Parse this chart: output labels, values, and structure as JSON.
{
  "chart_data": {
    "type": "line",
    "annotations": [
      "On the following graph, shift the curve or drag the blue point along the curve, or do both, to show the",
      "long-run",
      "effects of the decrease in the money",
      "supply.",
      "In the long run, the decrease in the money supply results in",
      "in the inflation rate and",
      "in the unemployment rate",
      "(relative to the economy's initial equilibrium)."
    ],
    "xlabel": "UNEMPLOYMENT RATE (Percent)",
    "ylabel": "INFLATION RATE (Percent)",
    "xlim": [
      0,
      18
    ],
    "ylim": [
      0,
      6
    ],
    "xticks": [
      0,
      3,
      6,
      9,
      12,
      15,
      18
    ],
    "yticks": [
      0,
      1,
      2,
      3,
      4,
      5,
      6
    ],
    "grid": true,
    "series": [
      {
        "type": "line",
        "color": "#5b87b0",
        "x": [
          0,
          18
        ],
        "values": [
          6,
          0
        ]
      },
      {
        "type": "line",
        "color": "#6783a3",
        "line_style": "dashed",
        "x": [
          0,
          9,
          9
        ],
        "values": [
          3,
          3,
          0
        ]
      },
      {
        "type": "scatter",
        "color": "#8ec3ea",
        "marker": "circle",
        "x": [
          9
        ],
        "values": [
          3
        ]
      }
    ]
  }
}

▶ [WRITTEN EXERCISE] Extract, from the listing above, every line where the string "type" occurs.

▶ [TASK RESPONSE]
    "type": "line",
        "type": "line",
        "type": "line",
        "type": "scatter",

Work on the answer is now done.